Each record below should be repeated precisely as written.

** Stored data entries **
● ● ● ●
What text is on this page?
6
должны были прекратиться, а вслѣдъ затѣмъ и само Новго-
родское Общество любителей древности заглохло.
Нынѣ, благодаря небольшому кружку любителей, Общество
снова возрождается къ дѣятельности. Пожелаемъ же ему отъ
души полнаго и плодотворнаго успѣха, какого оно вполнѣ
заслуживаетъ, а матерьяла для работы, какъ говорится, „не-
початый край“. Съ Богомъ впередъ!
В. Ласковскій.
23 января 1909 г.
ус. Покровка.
● ● ● ●
** Correct response **
What text is on this page?
6
должны были прекратиться, а вслѣдъ затѣмъ и само Новго-
родское Общество любителей древности заглохло.
Нынѣ, благодаря небольшому кружку любителей, Общество
снова возрождается къ дѣятельности. Пожелаемъ же ему отъ
души полнаго и плодотворнаго успѣха, какого оно вполнѣ
заслуживаетъ, а матерьяла для работы, какъ говорится, „не-
початый край“. Съ Богомъ впередъ!
В. Ласковскій.
23 января 1909 г.
ус. Покровка.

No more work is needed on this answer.